What to work on: Transcribe each record exactly. Include every one.

Entries with figure data:

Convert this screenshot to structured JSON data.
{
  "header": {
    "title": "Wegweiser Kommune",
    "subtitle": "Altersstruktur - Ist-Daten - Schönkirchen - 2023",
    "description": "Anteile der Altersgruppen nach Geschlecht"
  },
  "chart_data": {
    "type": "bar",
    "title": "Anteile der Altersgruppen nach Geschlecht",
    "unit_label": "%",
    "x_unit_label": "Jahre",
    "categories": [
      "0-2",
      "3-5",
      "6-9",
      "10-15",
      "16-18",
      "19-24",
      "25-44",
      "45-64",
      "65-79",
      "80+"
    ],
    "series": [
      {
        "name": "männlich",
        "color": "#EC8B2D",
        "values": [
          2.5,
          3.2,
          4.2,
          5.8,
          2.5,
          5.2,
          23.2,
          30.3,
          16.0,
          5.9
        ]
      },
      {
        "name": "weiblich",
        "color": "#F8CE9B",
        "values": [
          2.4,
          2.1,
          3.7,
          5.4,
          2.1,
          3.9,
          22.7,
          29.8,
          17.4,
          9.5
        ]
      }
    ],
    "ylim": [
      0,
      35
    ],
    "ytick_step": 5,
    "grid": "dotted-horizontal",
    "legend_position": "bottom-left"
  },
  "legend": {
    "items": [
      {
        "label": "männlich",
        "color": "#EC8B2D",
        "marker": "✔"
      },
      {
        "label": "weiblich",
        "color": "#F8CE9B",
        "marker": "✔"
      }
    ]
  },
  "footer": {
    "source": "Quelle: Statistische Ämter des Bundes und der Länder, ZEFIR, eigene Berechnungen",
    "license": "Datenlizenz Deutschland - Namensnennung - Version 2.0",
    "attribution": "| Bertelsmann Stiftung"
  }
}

Answer for this exercise:
Convert this screenshot to structured JSON data.
{
  "header": {
    "title": "Wegweiser Kommune",
    "subtitle": "Altersstruktur - Ist-Daten - Schönkirchen - 2023",
    "description": "Anteile der Altersgruppen nach Geschlecht"
  },
  "chart_data": {
    "type": "bar",
    "title": "Anteile der Altersgruppen nach Geschlecht",
    "unit_label": "%",
    "x_unit_label": "Jahre",
    "categories": [
      "0-2",
      "3-5",
      "6-9",
      "10-15",
      "16-18",
      "19-24",
      "25-44",
      "45-64",
      "65-79",
      "80+"
    ],
    "series": [
      {
        "name": "männlich",
        "color": "#EC8B2D",
        "values": [
          2.5,
          3.2,
          4.2,
          5.8,
          2.5,
          5.2,
          23.2,
          30.3,
          16.0,
          5.9
        ]
      },
      {
        "name": "weiblich",
        "color": "#F8CE9B",
        "values": [
          2.4,
          2.1,
          3.7,
          5.4,
          2.1,
          3.9,
          22.7,
          29.8,
          17.4,
          9.5
        ]
      }
    ],
    "ylim": [
      0,
      35
    ],
    "ytick_step": 5,
    "grid": "dotted-horizontal",
    "legend_position": "bottom-left"
  },
  "legend": {
    "items": [
      {
        "label": "männlich",
        "color": "#EC8B2D",
        "marker": "✔"
      },
      {
        "label": "weiblich",
        "color": "#F8CE9B",
        "marker": "✔"
      }
    ]
  },
  "footer": {
    "source": "Quelle: Statistische Ämter des Bundes und der Länder, ZEFIR, eigene Berechnungen",
    "license": "Datenlizenz Deutschland - Namensnennung - Version 2.0",
    "attribution": "| Bertelsmann Stiftung"
  }
}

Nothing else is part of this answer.